-- Start INFORMATION PROVIDED --
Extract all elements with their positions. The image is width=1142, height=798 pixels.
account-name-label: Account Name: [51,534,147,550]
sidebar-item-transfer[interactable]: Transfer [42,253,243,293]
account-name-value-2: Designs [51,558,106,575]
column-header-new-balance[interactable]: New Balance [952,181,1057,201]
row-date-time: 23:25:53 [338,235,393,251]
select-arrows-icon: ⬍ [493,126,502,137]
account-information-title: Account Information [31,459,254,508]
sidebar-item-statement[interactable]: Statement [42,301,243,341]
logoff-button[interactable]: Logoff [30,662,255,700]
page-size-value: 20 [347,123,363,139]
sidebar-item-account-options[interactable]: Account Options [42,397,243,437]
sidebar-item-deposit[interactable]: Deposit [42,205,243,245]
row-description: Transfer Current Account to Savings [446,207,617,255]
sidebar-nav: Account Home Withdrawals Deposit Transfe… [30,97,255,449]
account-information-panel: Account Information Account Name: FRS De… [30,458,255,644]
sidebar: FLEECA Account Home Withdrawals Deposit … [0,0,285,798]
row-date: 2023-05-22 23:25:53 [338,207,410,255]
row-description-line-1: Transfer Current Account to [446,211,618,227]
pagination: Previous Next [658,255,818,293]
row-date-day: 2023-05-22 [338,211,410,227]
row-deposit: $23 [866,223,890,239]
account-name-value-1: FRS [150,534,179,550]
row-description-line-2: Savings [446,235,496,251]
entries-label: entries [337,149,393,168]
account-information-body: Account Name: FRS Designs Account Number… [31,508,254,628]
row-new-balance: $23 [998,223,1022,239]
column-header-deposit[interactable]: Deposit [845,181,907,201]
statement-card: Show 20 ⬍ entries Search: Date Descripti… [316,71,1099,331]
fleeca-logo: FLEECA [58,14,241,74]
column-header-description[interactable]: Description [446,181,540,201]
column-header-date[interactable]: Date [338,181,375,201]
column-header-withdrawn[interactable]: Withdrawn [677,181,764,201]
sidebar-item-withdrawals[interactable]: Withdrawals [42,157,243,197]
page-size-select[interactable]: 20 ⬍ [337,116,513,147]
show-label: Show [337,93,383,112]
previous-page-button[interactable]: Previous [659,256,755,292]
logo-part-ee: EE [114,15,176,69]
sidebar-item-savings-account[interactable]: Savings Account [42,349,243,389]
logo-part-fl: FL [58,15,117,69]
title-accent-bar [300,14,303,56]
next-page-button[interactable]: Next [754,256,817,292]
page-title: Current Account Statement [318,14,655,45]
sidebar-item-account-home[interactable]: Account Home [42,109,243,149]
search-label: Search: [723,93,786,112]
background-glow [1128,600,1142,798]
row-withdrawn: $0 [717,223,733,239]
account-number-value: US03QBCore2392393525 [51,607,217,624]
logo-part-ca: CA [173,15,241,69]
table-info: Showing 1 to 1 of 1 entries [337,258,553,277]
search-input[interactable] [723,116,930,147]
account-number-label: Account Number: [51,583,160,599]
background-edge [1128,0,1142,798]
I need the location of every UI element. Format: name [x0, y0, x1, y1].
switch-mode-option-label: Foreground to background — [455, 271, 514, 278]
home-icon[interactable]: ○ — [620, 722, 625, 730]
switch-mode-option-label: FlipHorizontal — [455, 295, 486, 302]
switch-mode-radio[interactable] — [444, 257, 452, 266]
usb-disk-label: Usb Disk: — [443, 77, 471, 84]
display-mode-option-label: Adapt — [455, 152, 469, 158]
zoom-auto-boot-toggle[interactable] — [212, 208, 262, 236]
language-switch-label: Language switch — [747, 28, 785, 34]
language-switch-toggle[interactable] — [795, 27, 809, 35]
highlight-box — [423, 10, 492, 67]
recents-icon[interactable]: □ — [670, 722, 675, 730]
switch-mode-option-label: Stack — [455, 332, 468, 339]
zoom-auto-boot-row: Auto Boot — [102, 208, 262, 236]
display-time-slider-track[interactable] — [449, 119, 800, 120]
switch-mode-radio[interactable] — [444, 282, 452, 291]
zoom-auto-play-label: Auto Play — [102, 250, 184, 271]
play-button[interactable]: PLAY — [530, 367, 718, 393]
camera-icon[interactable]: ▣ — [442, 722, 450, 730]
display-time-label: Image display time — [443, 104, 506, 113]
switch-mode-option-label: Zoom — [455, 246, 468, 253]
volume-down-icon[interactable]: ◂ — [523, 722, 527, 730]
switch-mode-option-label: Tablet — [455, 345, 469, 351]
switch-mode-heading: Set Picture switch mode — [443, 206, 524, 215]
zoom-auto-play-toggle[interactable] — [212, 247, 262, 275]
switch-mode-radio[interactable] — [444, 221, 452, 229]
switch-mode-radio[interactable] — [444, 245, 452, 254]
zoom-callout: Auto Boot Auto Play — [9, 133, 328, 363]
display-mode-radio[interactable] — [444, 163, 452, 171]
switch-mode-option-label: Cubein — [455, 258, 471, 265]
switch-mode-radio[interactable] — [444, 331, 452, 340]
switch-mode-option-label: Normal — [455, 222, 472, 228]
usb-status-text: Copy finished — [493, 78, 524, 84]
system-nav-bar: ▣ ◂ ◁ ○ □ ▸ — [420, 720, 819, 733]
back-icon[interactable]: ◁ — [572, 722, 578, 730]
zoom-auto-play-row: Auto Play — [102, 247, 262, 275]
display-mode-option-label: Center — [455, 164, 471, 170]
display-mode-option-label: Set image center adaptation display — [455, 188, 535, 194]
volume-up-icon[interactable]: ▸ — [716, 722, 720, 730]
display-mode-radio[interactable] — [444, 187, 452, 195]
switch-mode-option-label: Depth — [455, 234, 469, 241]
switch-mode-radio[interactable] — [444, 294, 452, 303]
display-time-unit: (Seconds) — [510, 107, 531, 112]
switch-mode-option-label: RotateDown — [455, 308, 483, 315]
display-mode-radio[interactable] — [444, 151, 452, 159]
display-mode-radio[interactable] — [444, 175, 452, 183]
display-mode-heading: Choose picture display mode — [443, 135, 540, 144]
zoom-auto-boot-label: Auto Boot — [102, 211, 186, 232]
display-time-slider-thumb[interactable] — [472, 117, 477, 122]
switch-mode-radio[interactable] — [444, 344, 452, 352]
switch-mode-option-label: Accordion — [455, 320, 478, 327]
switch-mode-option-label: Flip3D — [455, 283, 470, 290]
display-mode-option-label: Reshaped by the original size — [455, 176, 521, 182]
-- End INFORMATION PROVIDED --
• **WHAT THE TASK ASKS**
Write out the listing above word for word, with every line unchanged.

• **EXERCISE SOLUTION**
Extract all elements with their positions. The image is width=1142, height=798 pixels.
account-name-label: Account Name: [51,534,147,550]
sidebar-item-transfer[interactable]: Transfer [42,253,243,293]
account-name-value-2: Designs [51,558,106,575]
column-header-new-balance[interactable]: New Balance [952,181,1057,201]
row-date-time: 23:25:53 [338,235,393,251]
select-arrows-icon: ⬍ [493,126,502,137]
account-information-title: Account Information [31,459,254,508]
sidebar-item-statement[interactable]: Statement [42,301,243,341]
logoff-button[interactable]: Logoff [30,662,255,700]
page-size-value: 20 [347,123,363,139]
sidebar-item-account-options[interactable]: Account Options [42,397,243,437]
sidebar-item-deposit[interactable]: Deposit [42,205,243,245]
row-description: Transfer Current Account to Savings [446,207,617,255]
sidebar-nav: Account Home Withdrawals Deposit Transfe… [30,97,255,449]
account-information-panel: Account Information Account Name: FRS De… [30,458,255,644]
sidebar: FLEECA Account Home Withdrawals Deposit … [0,0,285,798]
row-date: 2023-05-22 23:25:53 [338,207,410,255]
row-description-line-1: Transfer Current Account to [446,211,618,227]
pagination: Previous Next [658,255,818,293]
row-date-day: 2023-05-22 [338,211,410,227]
row-deposit: $23 [866,223,890,239]
account-name-value-1: FRS [150,534,179,550]
row-description-line-2: Savings [446,235,496,251]
entries-label: entries [337,149,393,168]
account-information-body: Account Name: FRS Designs Account Number… [31,508,254,628]
row-new-balance: $23 [998,223,1022,239]
column-header-deposit[interactable]: Deposit [845,181,907,201]
statement-card: Show 20 ⬍ entries Search: Date Descripti… [316,71,1099,331]
fleeca-logo: FLEECA [58,14,241,74]
column-header-description[interactable]: Description [446,181,540,201]
column-header-date[interactable]: Date [338,181,375,201]
column-header-withdrawn[interactable]: Withdrawn [677,181,764,201]
sidebar-item-withdrawals[interactable]: Withdrawals [42,157,243,197]
page-size-select[interactable]: 20 ⬍ [337,116,513,147]
show-label: Show [337,93,383,112]
previous-page-button[interactable]: Previous [659,256,755,292]
logo-part-ee: EE [114,15,176,69]
sidebar-item-savings-account[interactable]: Savings Account [42,349,243,389]
logo-part-fl: FL [58,15,117,69]
title-accent-bar [300,14,303,56]
next-page-button[interactable]: Next [754,256,817,292]
page-title: Current Account Statement [318,14,655,45]
sidebar-item-account-home[interactable]: Account Home [42,109,243,149]
search-label: Search: [723,93,786,112]
background-glow [1128,600,1142,798]
row-withdrawn: $0 [717,223,733,239]
account-number-value: US03QBCore2392393525 [51,607,217,624]
logo-part-ca: CA [173,15,241,69]
table-info: Showing 1 to 1 of 1 entries [337,258,553,277]
search-input[interactable] [723,116,930,147]
account-number-label: Account Number: [51,583,160,599]
background-edge [1128,0,1142,798]
I need the location of every UI element. Format: name [x0, y0, x1, y1].
switch-mode-option-label: Foreground to background — [455, 271, 514, 278]
home-icon[interactable]: ○ — [620, 722, 625, 730]
switch-mode-option-label: FlipHorizontal — [455, 295, 486, 302]
switch-mode-radio[interactable] — [444, 257, 452, 266]
usb-disk-label: Usb Disk: — [443, 77, 471, 84]
display-mode-option-label: Adapt — [455, 152, 469, 158]
zoom-auto-boot-toggle[interactable] — [212, 208, 262, 236]
language-switch-label: Language switch — [747, 28, 785, 34]
language-switch-toggle[interactable] — [795, 27, 809, 35]
highlight-box — [423, 10, 492, 67]
recents-icon[interactable]: □ — [670, 722, 675, 730]
switch-mode-option-label: Stack — [455, 332, 468, 339]
zoom-auto-boot-row: Auto Boot — [102, 208, 262, 236]
display-time-slider-track[interactable] — [449, 119, 800, 120]
switch-mode-radio[interactable] — [444, 282, 452, 291]
zoom-auto-play-label: Auto Play — [102, 250, 184, 271]
play-button[interactable]: PLAY — [530, 367, 718, 393]
camera-icon[interactable]: ▣ — [442, 722, 450, 730]
display-time-label: Image display time — [443, 104, 506, 113]
switch-mode-option-label: Zoom — [455, 246, 468, 253]
volume-down-icon[interactable]: ◂ — [523, 722, 527, 730]
switch-mode-option-label: Tablet — [455, 345, 469, 351]
switch-mode-heading: Set Picture switch mode — [443, 206, 524, 215]
zoom-auto-play-toggle[interactable] — [212, 247, 262, 275]
switch-mode-radio[interactable] — [444, 221, 452, 229]
switch-mode-radio[interactable] — [444, 245, 452, 254]
zoom-callout: Auto Boot Auto Play — [9, 133, 328, 363]
display-mode-radio[interactable] — [444, 163, 452, 171]
switch-mode-option-label: Cubein — [455, 258, 471, 265]
switch-mode-radio[interactable] — [444, 331, 452, 340]
switch-mode-option-label: Normal — [455, 222, 472, 228]
usb-status-text: Copy finished — [493, 78, 524, 84]
system-nav-bar: ▣ ◂ ◁ ○ □ ▸ — [420, 720, 819, 733]
back-icon[interactable]: ◁ — [572, 722, 578, 730]
zoom-auto-play-row: Auto Play — [102, 247, 262, 275]
display-mode-option-label: Center — [455, 164, 471, 170]
display-mode-option-label: Set image center adaptation display — [455, 188, 535, 194]
volume-up-icon[interactable]: ▸ — [716, 722, 720, 730]
display-mode-radio[interactable] — [444, 187, 452, 195]
switch-mode-option-label: Depth — [455, 234, 469, 241]
switch-mode-radio[interactable] — [444, 294, 452, 303]
display-time-unit: (Seconds) — [510, 107, 531, 112]
switch-mode-option-label: RotateDown — [455, 308, 483, 315]
display-mode-radio[interactable] — [444, 151, 452, 159]
display-mode-radio[interactable] — [444, 175, 452, 183]
display-mode-heading: Choose picture display mode — [443, 135, 540, 144]
zoom-auto-boot-label: Auto Boot — [102, 211, 186, 232]
display-time-slider-thumb[interactable] — [472, 117, 477, 122]
switch-mode-radio[interactable] — [444, 344, 452, 352]
switch-mode-option-label: Accordion — [455, 320, 478, 327]
switch-mode-option-label: Flip3D — [455, 283, 470, 290]
display-mode-option-label: Reshaped by the original size — [455, 176, 521, 182]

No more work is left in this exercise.